▶ **WRITTEN INSTRUCTION**
In the entries, rewrite the stretch from "right-cuff [424,352,470,372]" through "I need the location" with "kangaroo-pocket" changed to "front-pocket" and everything else unchanged.

[Layout annotation data]

################

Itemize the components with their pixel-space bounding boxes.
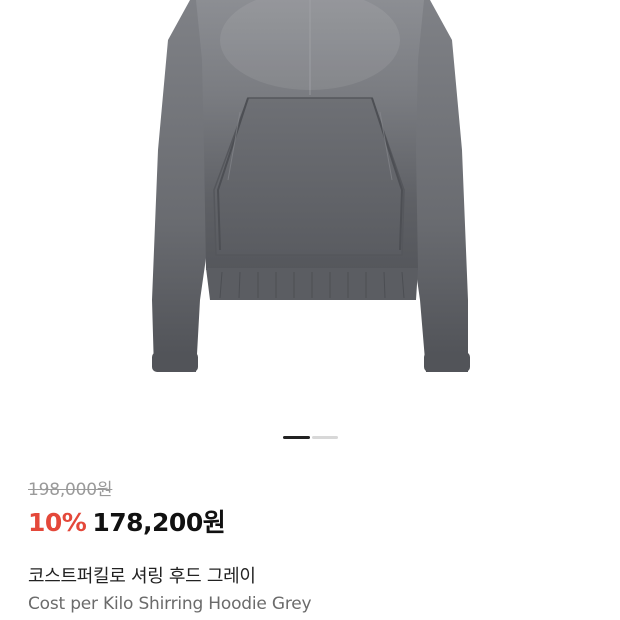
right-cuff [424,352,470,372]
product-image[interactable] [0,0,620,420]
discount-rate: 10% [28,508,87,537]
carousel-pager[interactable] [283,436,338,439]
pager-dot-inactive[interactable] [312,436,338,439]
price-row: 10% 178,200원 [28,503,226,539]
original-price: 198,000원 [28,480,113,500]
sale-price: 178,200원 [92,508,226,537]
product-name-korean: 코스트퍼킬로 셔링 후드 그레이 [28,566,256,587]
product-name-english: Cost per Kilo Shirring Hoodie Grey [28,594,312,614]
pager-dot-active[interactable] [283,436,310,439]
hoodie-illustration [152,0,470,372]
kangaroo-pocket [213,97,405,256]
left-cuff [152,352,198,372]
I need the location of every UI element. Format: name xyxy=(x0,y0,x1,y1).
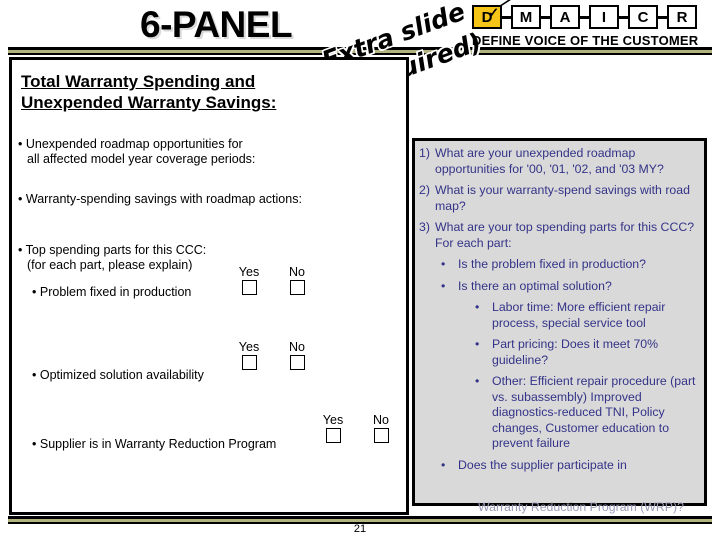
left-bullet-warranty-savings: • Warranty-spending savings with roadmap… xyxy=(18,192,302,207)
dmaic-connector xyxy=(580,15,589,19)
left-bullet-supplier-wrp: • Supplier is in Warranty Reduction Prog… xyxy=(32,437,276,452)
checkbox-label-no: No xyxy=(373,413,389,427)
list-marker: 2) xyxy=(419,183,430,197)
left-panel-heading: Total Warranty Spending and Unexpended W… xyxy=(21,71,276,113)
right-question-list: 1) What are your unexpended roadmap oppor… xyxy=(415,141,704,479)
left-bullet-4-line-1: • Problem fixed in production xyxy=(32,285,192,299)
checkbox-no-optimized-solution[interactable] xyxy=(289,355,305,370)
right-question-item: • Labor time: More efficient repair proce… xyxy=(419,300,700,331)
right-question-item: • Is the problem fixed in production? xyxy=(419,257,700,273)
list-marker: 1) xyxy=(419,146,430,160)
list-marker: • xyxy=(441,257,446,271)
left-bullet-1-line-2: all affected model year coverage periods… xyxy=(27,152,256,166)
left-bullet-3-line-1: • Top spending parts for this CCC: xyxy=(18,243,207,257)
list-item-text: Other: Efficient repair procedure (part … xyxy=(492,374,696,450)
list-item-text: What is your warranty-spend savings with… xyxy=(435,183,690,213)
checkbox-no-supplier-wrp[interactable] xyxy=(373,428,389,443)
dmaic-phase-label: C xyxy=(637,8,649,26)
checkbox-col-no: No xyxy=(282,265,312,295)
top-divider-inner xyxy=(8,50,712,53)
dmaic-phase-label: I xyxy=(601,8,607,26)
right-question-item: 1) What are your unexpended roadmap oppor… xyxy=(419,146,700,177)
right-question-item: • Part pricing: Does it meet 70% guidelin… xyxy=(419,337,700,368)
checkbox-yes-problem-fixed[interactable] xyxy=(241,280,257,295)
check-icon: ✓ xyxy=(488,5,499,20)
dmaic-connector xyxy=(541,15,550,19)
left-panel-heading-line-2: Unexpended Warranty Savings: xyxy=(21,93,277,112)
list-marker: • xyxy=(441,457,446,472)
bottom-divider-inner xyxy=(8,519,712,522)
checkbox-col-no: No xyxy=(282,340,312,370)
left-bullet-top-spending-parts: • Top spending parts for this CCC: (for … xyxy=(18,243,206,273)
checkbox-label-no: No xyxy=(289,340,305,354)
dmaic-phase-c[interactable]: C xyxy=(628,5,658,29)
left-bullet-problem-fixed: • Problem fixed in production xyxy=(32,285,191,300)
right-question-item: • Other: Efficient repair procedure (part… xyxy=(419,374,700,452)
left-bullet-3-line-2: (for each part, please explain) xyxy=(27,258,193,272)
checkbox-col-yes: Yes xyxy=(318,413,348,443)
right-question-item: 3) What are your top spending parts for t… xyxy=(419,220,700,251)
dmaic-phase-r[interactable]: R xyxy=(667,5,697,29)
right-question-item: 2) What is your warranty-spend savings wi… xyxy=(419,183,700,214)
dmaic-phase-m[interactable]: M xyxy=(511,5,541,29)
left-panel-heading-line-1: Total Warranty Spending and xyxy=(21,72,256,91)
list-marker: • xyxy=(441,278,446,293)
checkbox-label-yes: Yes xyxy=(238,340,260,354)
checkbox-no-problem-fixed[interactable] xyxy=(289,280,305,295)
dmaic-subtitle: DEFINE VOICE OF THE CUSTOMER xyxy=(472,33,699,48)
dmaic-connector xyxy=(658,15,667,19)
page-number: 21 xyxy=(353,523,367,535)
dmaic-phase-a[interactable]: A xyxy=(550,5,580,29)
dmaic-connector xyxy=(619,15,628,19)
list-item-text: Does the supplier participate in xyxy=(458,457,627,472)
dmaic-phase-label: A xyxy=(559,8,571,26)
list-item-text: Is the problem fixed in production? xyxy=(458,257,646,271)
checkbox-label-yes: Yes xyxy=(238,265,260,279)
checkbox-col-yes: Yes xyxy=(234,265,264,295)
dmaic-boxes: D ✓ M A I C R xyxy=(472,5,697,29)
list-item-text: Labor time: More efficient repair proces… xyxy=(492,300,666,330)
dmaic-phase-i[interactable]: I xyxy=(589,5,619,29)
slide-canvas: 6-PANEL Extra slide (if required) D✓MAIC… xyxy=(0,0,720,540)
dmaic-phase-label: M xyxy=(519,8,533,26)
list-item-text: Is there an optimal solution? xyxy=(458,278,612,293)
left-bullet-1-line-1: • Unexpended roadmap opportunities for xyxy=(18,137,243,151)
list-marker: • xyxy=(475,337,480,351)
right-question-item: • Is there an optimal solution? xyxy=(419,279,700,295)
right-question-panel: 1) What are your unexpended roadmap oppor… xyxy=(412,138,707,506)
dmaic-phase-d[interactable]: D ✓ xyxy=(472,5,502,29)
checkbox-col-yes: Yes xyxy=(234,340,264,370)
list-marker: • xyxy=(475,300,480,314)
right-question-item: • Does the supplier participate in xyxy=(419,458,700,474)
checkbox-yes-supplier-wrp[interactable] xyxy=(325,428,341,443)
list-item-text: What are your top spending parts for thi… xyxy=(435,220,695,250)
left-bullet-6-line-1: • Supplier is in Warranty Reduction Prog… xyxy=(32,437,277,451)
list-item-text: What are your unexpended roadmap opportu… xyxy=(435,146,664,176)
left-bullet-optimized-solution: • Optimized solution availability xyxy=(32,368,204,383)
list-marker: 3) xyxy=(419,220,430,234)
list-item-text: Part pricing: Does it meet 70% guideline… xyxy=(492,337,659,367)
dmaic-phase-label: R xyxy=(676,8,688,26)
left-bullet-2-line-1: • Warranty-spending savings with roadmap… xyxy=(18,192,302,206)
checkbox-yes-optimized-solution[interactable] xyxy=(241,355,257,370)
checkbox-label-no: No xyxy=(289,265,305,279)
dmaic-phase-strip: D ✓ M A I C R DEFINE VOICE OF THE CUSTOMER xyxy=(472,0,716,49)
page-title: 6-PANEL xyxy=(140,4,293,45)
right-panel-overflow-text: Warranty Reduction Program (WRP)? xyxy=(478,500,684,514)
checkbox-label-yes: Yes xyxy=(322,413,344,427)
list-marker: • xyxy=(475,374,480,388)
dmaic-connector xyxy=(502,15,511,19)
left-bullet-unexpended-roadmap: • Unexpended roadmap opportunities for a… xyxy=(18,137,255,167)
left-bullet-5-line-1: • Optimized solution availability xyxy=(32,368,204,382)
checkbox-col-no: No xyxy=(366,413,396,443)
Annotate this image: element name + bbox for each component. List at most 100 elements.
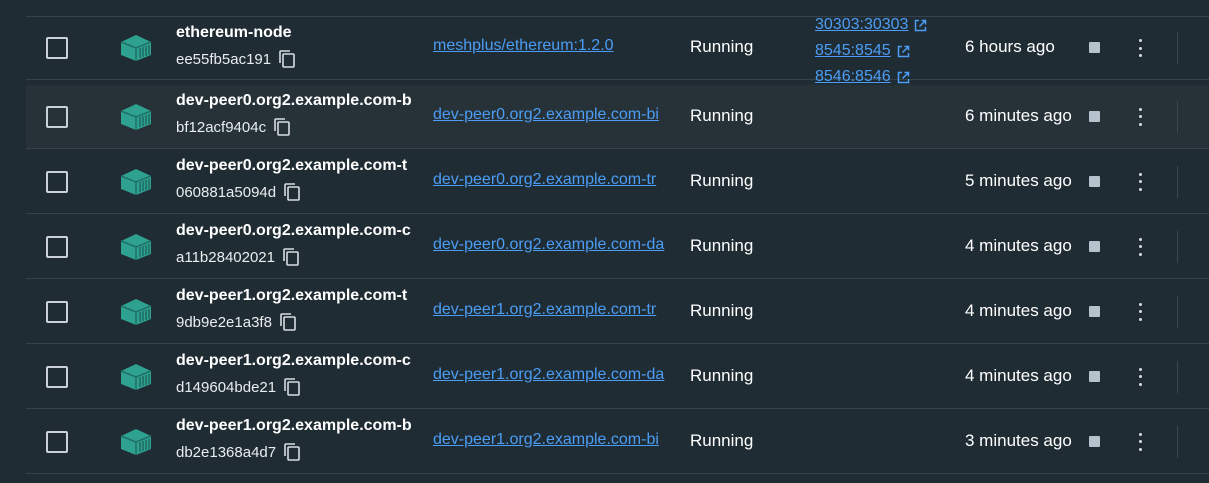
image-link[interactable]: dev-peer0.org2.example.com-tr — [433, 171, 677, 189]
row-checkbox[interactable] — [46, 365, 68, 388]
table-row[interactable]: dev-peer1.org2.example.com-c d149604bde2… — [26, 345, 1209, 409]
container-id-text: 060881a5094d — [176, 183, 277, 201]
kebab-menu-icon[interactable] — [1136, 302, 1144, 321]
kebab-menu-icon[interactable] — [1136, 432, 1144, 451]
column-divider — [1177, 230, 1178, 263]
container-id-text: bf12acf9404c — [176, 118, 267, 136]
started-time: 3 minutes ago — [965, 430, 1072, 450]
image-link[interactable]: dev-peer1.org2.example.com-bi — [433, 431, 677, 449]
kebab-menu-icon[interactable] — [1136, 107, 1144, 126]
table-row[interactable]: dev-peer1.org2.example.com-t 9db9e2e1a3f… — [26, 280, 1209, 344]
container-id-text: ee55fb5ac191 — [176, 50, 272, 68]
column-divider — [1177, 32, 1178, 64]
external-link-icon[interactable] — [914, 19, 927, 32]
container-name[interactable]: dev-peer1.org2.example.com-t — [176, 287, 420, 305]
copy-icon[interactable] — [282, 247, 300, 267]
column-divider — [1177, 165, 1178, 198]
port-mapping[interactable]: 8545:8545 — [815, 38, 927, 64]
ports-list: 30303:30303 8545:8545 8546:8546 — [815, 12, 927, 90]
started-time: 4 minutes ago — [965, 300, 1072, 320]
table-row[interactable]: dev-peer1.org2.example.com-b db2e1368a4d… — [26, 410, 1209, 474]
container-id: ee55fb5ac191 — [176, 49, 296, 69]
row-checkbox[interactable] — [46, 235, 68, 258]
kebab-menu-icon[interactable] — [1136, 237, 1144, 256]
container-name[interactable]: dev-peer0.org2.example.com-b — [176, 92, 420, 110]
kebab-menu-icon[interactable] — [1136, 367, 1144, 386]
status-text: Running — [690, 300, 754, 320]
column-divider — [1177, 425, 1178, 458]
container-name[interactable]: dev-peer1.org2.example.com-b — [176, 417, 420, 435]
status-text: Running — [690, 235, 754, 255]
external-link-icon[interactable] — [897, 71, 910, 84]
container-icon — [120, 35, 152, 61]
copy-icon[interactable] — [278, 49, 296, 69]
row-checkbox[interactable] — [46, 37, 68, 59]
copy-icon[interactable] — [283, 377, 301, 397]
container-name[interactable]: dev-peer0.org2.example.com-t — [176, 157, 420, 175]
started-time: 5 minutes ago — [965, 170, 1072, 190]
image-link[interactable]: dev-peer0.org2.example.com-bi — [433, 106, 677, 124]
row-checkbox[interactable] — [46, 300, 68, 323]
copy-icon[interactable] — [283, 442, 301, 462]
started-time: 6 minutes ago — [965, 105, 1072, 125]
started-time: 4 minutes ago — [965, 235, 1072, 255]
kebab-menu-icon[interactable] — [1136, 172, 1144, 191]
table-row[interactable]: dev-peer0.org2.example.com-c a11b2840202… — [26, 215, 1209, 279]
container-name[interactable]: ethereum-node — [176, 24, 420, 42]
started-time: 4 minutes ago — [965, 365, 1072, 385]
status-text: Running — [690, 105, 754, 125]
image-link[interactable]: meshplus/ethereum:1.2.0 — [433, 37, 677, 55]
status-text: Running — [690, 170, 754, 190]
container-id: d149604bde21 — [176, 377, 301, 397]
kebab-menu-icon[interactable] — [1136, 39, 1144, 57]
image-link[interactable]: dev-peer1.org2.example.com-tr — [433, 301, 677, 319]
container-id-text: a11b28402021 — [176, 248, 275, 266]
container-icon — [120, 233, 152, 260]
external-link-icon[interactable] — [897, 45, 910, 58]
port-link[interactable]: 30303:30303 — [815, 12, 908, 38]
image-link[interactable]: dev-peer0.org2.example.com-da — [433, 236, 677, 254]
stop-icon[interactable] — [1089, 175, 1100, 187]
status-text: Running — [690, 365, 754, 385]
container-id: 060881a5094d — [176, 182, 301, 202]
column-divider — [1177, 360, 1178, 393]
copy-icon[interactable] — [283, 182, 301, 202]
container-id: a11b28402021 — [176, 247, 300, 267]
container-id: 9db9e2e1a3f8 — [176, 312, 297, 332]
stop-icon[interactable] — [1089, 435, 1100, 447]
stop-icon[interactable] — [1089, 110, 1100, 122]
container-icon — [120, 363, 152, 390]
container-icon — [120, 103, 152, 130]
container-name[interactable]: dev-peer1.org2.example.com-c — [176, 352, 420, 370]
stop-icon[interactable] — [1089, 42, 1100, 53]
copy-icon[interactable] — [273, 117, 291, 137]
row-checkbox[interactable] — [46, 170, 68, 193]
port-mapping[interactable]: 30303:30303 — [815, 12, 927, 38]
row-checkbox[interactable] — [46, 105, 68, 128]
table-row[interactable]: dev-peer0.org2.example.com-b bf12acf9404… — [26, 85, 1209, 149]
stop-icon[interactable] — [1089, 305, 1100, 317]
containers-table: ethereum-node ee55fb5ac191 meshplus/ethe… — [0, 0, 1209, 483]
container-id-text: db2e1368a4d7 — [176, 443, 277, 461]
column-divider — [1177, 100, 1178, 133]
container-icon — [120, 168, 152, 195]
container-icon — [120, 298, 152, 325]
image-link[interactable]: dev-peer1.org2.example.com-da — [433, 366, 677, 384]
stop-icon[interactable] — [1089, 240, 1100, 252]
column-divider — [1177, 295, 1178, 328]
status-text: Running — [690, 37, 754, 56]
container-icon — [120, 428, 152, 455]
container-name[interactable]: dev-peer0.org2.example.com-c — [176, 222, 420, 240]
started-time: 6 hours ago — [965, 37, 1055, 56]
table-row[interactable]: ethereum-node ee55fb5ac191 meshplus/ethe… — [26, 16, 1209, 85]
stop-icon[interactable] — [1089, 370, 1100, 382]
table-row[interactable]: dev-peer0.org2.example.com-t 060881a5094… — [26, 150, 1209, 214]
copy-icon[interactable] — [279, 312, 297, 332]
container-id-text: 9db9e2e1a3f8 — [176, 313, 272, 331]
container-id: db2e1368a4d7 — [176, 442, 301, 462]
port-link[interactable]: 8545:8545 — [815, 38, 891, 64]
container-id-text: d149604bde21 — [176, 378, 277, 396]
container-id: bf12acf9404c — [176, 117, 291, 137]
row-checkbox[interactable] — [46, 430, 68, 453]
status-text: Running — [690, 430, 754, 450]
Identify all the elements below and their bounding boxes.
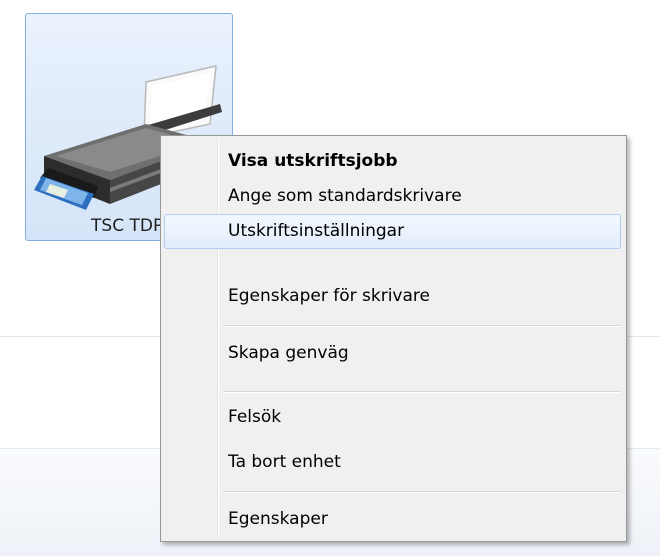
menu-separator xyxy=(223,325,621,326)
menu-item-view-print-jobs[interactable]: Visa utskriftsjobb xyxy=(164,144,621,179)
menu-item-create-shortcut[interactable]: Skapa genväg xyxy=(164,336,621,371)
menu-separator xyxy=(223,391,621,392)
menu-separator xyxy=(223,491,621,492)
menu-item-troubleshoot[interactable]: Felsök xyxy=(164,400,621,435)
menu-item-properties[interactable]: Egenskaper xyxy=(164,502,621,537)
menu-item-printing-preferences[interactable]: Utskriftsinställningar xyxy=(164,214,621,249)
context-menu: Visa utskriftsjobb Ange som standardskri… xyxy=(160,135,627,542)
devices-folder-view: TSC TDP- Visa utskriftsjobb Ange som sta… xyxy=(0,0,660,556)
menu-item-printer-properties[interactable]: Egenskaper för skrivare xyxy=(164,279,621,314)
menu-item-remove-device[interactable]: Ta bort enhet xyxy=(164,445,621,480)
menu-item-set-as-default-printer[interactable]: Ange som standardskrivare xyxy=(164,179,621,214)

################

▶ **TASK SOLUTION**
right-cuff [424,352,470,372]
product-image[interactable] [0,0,620,420]
discount-rate: 10% [28,508,87,537]
carousel-pager[interactable] [283,436,338,439]
pager-dot-inactive[interactable] [312,436,338,439]
price-row: 10% 178,200원 [28,503,226,539]
original-price: 198,000원 [28,480,113,500]
sale-price: 178,200원 [92,508,226,537]
product-name-korean: 코스트퍼킬로 셔링 후드 그레이 [28,566,256,587]
product-name-english: Cost per Kilo Shirring Hoodie Grey [28,594,312,614]
pager-dot-active[interactable] [283,436,310,439]
hoodie-illustration [152,0,470,372]
front-pocket [213,97,405,256]
left-cuff [152,352,198,372]
I need the location of every UI element. Format: name xyxy=(x0,y0,x1,y1).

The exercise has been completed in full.